■ ROWS:

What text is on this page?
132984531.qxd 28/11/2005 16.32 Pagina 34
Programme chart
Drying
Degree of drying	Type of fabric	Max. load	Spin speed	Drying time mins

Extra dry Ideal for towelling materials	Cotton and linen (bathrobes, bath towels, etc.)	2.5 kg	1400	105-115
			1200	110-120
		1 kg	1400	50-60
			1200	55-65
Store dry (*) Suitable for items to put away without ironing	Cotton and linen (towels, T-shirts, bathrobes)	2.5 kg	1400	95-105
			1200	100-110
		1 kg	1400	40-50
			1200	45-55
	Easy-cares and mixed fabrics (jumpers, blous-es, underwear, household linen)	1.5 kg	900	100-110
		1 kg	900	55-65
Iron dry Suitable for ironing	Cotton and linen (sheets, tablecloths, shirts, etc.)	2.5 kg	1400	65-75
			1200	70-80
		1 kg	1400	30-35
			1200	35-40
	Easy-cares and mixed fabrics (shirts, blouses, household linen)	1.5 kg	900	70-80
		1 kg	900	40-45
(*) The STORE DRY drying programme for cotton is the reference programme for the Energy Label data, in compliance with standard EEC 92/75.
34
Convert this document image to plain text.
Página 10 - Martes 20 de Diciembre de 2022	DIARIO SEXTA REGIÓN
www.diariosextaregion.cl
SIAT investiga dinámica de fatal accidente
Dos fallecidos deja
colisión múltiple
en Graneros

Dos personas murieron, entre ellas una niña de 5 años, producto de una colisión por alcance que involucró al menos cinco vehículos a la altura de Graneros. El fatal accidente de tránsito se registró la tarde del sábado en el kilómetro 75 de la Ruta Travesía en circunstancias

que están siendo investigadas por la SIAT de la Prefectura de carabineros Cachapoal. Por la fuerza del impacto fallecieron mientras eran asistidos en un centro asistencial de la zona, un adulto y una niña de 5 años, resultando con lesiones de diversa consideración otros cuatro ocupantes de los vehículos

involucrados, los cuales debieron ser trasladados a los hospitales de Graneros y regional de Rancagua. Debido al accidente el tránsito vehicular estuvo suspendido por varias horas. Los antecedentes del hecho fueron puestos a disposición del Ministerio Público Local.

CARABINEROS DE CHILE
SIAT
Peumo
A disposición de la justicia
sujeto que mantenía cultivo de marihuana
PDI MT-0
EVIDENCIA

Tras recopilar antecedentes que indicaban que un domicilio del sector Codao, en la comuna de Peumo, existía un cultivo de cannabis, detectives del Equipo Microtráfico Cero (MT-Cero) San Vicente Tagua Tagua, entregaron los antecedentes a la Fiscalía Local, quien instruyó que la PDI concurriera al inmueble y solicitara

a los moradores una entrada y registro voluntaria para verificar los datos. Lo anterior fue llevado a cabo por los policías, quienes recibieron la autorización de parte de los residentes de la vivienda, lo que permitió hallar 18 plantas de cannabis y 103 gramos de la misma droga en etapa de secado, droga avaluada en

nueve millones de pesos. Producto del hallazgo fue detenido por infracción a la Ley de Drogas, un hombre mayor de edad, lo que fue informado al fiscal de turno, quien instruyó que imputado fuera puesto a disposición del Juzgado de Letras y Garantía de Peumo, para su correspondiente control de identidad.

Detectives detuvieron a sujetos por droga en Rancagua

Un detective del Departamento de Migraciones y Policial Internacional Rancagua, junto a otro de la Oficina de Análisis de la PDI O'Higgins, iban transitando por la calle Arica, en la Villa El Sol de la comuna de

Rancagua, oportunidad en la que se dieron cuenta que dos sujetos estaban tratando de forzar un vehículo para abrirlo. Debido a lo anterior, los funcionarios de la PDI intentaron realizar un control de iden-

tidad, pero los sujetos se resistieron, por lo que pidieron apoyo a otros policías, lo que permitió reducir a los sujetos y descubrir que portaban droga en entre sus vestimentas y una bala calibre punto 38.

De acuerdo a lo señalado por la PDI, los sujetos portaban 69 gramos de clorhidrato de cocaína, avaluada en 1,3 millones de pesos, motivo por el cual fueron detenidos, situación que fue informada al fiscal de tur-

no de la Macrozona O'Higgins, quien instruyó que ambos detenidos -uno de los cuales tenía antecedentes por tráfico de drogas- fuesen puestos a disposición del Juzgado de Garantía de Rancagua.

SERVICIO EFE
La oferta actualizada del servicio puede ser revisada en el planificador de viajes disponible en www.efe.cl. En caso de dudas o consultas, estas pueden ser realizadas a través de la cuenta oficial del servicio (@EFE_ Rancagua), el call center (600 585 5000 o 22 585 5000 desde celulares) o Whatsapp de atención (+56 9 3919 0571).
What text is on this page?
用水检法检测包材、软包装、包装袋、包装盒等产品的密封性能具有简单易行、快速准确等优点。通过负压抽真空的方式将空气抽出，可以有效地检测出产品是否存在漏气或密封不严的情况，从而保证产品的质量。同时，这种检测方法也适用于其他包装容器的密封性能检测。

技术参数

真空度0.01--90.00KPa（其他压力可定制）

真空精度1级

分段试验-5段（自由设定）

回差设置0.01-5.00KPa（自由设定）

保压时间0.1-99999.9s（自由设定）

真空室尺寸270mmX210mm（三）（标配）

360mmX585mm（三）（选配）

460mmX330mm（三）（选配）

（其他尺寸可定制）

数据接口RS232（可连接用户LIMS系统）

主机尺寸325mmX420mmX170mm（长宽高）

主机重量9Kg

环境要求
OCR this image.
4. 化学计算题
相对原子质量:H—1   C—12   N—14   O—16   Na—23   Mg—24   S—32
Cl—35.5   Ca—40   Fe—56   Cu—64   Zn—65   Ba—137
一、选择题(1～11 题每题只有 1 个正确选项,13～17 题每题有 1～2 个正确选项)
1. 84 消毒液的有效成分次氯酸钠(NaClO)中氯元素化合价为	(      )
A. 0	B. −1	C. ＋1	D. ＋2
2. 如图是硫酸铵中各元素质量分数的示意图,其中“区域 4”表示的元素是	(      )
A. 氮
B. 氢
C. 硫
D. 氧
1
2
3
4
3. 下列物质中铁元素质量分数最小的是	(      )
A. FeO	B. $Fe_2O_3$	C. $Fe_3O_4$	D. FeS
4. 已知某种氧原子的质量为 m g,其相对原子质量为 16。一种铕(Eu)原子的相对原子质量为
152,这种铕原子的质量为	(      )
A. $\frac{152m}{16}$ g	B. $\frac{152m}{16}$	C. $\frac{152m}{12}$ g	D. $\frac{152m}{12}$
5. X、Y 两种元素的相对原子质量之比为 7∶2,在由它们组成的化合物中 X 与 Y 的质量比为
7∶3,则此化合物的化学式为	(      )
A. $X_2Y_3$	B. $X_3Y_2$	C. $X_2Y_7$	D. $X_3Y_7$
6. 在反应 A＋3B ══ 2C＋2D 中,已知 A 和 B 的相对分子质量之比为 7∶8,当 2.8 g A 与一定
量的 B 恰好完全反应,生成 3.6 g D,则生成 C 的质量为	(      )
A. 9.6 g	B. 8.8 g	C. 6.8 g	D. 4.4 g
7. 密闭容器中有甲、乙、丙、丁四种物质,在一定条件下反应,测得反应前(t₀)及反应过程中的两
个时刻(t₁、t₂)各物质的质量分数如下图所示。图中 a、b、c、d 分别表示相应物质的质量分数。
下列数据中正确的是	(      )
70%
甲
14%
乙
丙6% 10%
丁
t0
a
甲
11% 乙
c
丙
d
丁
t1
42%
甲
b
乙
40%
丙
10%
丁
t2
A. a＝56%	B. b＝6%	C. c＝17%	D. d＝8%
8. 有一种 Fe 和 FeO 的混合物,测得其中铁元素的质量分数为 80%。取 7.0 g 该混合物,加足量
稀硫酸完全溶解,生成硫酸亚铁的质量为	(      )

■ GIVEN EXERCISE: Repeat the material above in full, keeping every word.

■ THE REPLY:
What text is on this page?
132984531.qxd 28/11/2005 16.32 Pagina 34
Programme chart
Drying
Degree of drying	Type of fabric	Max. load	Spin speed	Drying time mins

Extra dry Ideal for towelling materials	Cotton and linen (bathrobes, bath towels, etc.)	2.5 kg	1400	105-115
			1200	110-120
		1 kg	1400	50-60
			1200	55-65
Store dry (*) Suitable for items to put away without ironing	Cotton and linen (towels, T-shirts, bathrobes)	2.5 kg	1400	95-105
			1200	100-110
		1 kg	1400	40-50
			1200	45-55
	Easy-cares and mixed fabrics (jumpers, blous-es, underwear, household linen)	1.5 kg	900	100-110
		1 kg	900	55-65
Iron dry Suitable for ironing	Cotton and linen (sheets, tablecloths, shirts, etc.)	2.5 kg	1400	65-75
			1200	70-80
		1 kg	1400	30-35
			1200	35-40
	Easy-cares and mixed fabrics (shirts, blouses, household linen)	1.5 kg	900	70-80
		1 kg	900	40-45
(*) The STORE DRY drying programme for cotton is the reference programme for the Energy Label data, in compliance with standard EEC 92/75.
34
Convert this document image to plain text.
Página 10 - Martes 20 de Diciembre de 2022	DIARIO SEXTA REGIÓN
www.diariosextaregion.cl
SIAT investiga dinámica de fatal accidente
Dos fallecidos deja
colisión múltiple
en Graneros

Dos personas murieron, entre ellas una niña de 5 años, producto de una colisión por alcance que involucró al menos cinco vehículos a la altura de Graneros. El fatal accidente de tránsito se registró la tarde del sábado en el kilómetro 75 de la Ruta Travesía en circunstancias

que están siendo investigadas por la SIAT de la Prefectura de carabineros Cachapoal. Por la fuerza del impacto fallecieron mientras eran asistidos en un centro asistencial de la zona, un adulto y una niña de 5 años, resultando con lesiones de diversa consideración otros cuatro ocupantes de los vehículos

involucrados, los cuales debieron ser trasladados a los hospitales de Graneros y regional de Rancagua. Debido al accidente el tránsito vehicular estuvo suspendido por varias horas. Los antecedentes del hecho fueron puestos a disposición del Ministerio Público Local.

CARABINEROS DE CHILE
SIAT
Peumo
A disposición de la justicia
sujeto que mantenía cultivo de marihuana
PDI MT-0
EVIDENCIA

Tras recopilar antecedentes que indicaban que un domicilio del sector Codao, en la comuna de Peumo, existía un cultivo de cannabis, detectives del Equipo Microtráfico Cero (MT-Cero) San Vicente Tagua Tagua, entregaron los antecedentes a la Fiscalía Local, quien instruyó que la PDI concurriera al inmueble y solicitara

a los moradores una entrada y registro voluntaria para verificar los datos. Lo anterior fue llevado a cabo por los policías, quienes recibieron la autorización de parte de los residentes de la vivienda, lo que permitió hallar 18 plantas de cannabis y 103 gramos de la misma droga en etapa de secado, droga avaluada en

nueve millones de pesos. Producto del hallazgo fue detenido por infracción a la Ley de Drogas, un hombre mayor de edad, lo que fue informado al fiscal de turno, quien instruyó que imputado fuera puesto a disposición del Juzgado de Letras y Garantía de Peumo, para su correspondiente control de identidad.

Detectives detuvieron a sujetos por droga en Rancagua

Un detective del Departamento de Migraciones y Policial Internacional Rancagua, junto a otro de la Oficina de Análisis de la PDI O'Higgins, iban transitando por la calle Arica, en la Villa El Sol de la comuna de

Rancagua, oportunidad en la que se dieron cuenta que dos sujetos estaban tratando de forzar un vehículo para abrirlo. Debido a lo anterior, los funcionarios de la PDI intentaron realizar un control de iden-

tidad, pero los sujetos se resistieron, por lo que pidieron apoyo a otros policías, lo que permitió reducir a los sujetos y descubrir que portaban droga en entre sus vestimentas y una bala calibre punto 38.

De acuerdo a lo señalado por la PDI, los sujetos portaban 69 gramos de clorhidrato de cocaína, avaluada en 1,3 millones de pesos, motivo por el cual fueron detenidos, situación que fue informada al fiscal de tur-

no de la Macrozona O'Higgins, quien instruyó que ambos detenidos -uno de los cuales tenía antecedentes por tráfico de drogas- fuesen puestos a disposición del Juzgado de Garantía de Rancagua.

SERVICIO EFE
La oferta actualizada del servicio puede ser revisada en el planificador de viajes disponible en www.efe.cl. En caso de dudas o consultas, estas pueden ser realizadas a través de la cuenta oficial del servicio (@EFE_ Rancagua), el call center (600 585 5000 o 22 585 5000 desde celulares) o Whatsapp de atención (+56 9 3919 0571).
What text is on this page?
用水检法检测包材、软包装、包装袋、包装盒等产品的密封性能具有简单易行、快速准确等优点。通过负压抽真空的方式将空气抽出，可以有效地检测出产品是否存在漏气或密封不严的情况，从而保证产品的质量。同时，这种检测方法也适用于其他包装容器的密封性能检测。

技术参数

真空度0.01--90.00KPa（其他压力可定制）

真空精度1级

分段试验-5段（自由设定）

回差设置0.01-5.00KPa（自由设定）

保压时间0.1-99999.9s（自由设定）

真空室尺寸270mmX210mm（三）（标配）

360mmX585mm（三）（选配）

460mmX330mm（三）（选配）

（其他尺寸可定制）

数据接口RS232（可连接用户LIMS系统）

主机尺寸325mmX420mmX170mm（长宽高）

主机重量9Kg

环境要求
OCR this image.
4. 化学计算题
相对原子质量:H—1   C—12   N—14   O—16   Na—23   Mg—24   S—32
Cl—35.5   Ca—40   Fe—56   Cu—64   Zn—65   Ba—137
一、选择题(1～11 题每题只有 1 个正确选项,13～17 题每题有 1～2 个正确选项)
1. 84 消毒液的有效成分次氯酸钠(NaClO)中氯元素化合价为	(      )
A. 0	B. −1	C. ＋1	D. ＋2
2. 如图是硫酸铵中各元素质量分数的示意图,其中“区域 4”表示的元素是	(      )
A. 氮
B. 氢
C. 硫
D. 氧
1
2
3
4
3. 下列物质中铁元素质量分数最小的是	(      )
A. FeO	B. $Fe_2O_3$	C. $Fe_3O_4$	D. FeS
4. 已知某种氧原子的质量为 m g,其相对原子质量为 16。一种铕(Eu)原子的相对原子质量为
152,这种铕原子的质量为	(      )
A. $\frac{152m}{16}$ g	B. $\frac{152m}{16}$	C. $\frac{152m}{12}$ g	D. $\frac{152m}{12}$
5. X、Y 两种元素的相对原子质量之比为 7∶2,在由它们组成的化合物中 X 与 Y 的质量比为
7∶3,则此化合物的化学式为	(      )
A. $X_2Y_3$	B. $X_3Y_2$	C. $X_2Y_7$	D. $X_3Y_7$
6. 在反应 A＋3B ══ 2C＋2D 中,已知 A 和 B 的相对分子质量之比为 7∶8,当 2.8 g A 与一定
量的 B 恰好完全反应,生成 3.6 g D,则生成 C 的质量为	(      )
A. 9.6 g	B. 8.8 g	C. 6.8 g	D. 4.4 g
7. 密闭容器中有甲、乙、丙、丁四种物质,在一定条件下反应,测得反应前(t₀)及反应过程中的两
个时刻(t₁、t₂)各物质的质量分数如下图所示。图中 a、b、c、d 分别表示相应物质的质量分数。
下列数据中正确的是	(      )
70%
甲
14%
乙
丙6% 10%
丁
t0
a
甲
11% 乙
c
丙
d
丁
t1
42%
甲
b
乙
40%
丙
10%
丁
t2
A. a＝56%	B. b＝6%	C. c＝17%	D. d＝8%
8. 有一种 Fe 和 FeO 的混合物,测得其中铁元素的质量分数为 80%。取 7.0 g 该混合物,加足量
稀硫酸完全溶解,生成硫酸亚铁的质量为	(      )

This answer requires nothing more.